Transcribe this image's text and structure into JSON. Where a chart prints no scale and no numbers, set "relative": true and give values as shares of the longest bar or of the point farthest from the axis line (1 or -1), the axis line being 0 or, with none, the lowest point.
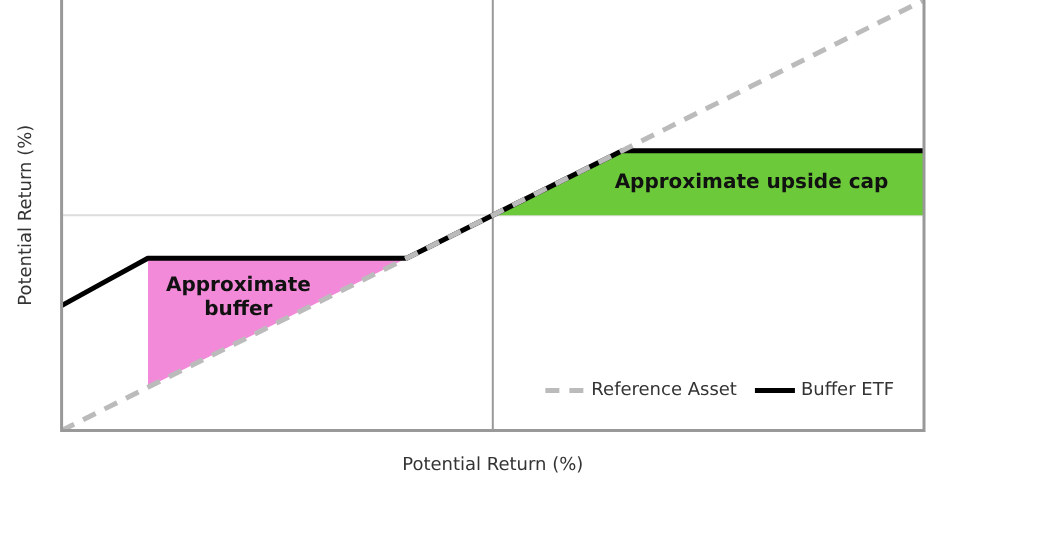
{
  "chart_data": {
    "type": "line",
    "relative": true,
    "xlabel": "Potential Return (%)",
    "ylabel": "Potential Return (%)",
    "categories": [
      null,
      null,
      null,
      null,
      null,
      null,
      null,
      null,
      null,
      null,
      null,
      null,
      null,
      null,
      null,
      null,
      null,
      null,
      null,
      null,
      null
    ],
    "series": [
      {
        "type": "area",
        "color": "#6cc93a",
        "values": [
          null,
          null,
          null,
          null,
          null,
          null,
          null,
          null,
          null,
          null,
          0,
          0.1,
          0.2,
          0.3,
          0.3,
          0.3,
          0.3,
          0.3,
          0.3,
          0.3,
          0.3
        ]
      },
      {
        "name": "Reference Asset",
        "color": "#bbbbbb",
        "line_style": "dashed",
        "values": [
          -1,
          -0.9,
          -0.8,
          -0.7,
          -0.6,
          -0.5,
          -0.4,
          -0.3,
          -0.2,
          -0.1,
          0,
          0.1,
          0.2,
          0.3,
          0.4,
          0.5,
          0.6,
          0.7,
          0.8,
          0.9,
          1
        ]
      },
      {
        "name": "Buffer ETF",
        "color": "#000000",
        "line_style": "solid",
        "values": [
          -0.42,
          -0.31,
          -0.2,
          -0.2,
          -0.2,
          -0.2,
          -0.2,
          -0.2,
          -0.2,
          -0.1,
          0,
          0.1,
          0.2,
          0.3,
          0.3,
          0.3,
          0.3,
          0.3,
          0.3,
          0.3,
          0.3
        ],
        "lower": [
          null,
          null,
          -0.8,
          -0.7,
          -0.6,
          -0.5,
          -0.4,
          -0.3,
          -0.2,
          null,
          null,
          null,
          null,
          null,
          null,
          null,
          null,
          null,
          null,
          null,
          null
        ],
        "upper": [
          null,
          null,
          -0.2,
          -0.2,
          -0.2,
          -0.2,
          -0.2,
          -0.2,
          -0.2,
          null,
          null,
          null,
          null,
          null,
          null,
          null,
          null,
          null,
          null,
          null,
          null
        ]
      }
    ],
    "annotations": [
      "Approximate\nbuffer",
      "Approximate upside cap"
    ],
    "ref_lines": [
      {
        "axis": "y",
        "value": 0,
        "color": "#dddddd"
      }
    ],
    "legend": "bottom right",
    "marker": "none",
    "grid": false
  }
}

*-*-*

• _What is expected_
Copy every record above exactly, leaving out the pictures.

• _Correct answer_
Transcribe this image's text and structure into JSON. Where a chart prints no scale and no numbers, set "relative": true and give values as shares of the longest bar or of the point farthest from the axis line (1 or -1), the axis line being 0 or, with none, the lowest point.
{
  "chart_data": {
    "type": "line",
    "relative": true,
    "xlabel": "Potential Return (%)",
    "ylabel": "Potential Return (%)",
    "categories": [
      null,
      null,
      null,
      null,
      null,
      null,
      null,
      null,
      null,
      null,
      null,
      null,
      null,
      null,
      null,
      null,
      null,
      null,
      null,
      null,
      null
    ],
    "series": [
      {
        "type": "area",
        "color": "#6cc93a",
        "values": [
          null,
          null,
          null,
          null,
          null,
          null,
          null,
          null,
          null,
          null,
          0,
          0.1,
          0.2,
          0.3,
          0.3,
          0.3,
          0.3,
          0.3,
          0.3,
          0.3,
          0.3
        ]
      },
      {
        "name": "Reference Asset",
        "color": "#bbbbbb",
        "line_style": "dashed",
        "values": [
          -1,
          -0.9,
          -0.8,
          -0.7,
          -0.6,
          -0.5,
          -0.4,
          -0.3,
          -0.2,
          -0.1,
          0,
          0.1,
          0.2,
          0.3,
          0.4,
          0.5,
          0.6,
          0.7,
          0.8,
          0.9,
          1
        ]
      },
      {
        "name": "Buffer ETF",
        "color": "#000000",
        "line_style": "solid",
        "values": [
          -0.42,
          -0.31,
          -0.2,
          -0.2,
          -0.2,
          -0.2,
          -0.2,
          -0.2,
          -0.2,
          -0.1,
          0,
          0.1,
          0.2,
          0.3,
          0.3,
          0.3,
          0.3,
          0.3,
          0.3,
          0.3,
          0.3
        ],
        "lower": [
          null,
          null,
          -0.8,
          -0.7,
          -0.6,
          -0.5,
          -0.4,
          -0.3,
          -0.2,
          null,
          null,
          null,
          null,
          null,
          null,
          null,
          null,
          null,
          null,
          null,
          null
        ],
        "upper": [
          null,
          null,
          -0.2,
          -0.2,
          -0.2,
          -0.2,
          -0.2,
          -0.2,
          -0.2,
          null,
          null,
          null,
          null,
          null,
          null,
          null,
          null,
          null,
          null,
          null,
          null
        ]
      }
    ],
    "annotations": [
      "Approximate\nbuffer",
      "Approximate upside cap"
    ],
    "ref_lines": [
      {
        "axis": "y",
        "value": 0,
        "color": "#dddddd"
      }
    ],
    "legend": "bottom right",
    "marker": "none",
    "grid": false
  }
}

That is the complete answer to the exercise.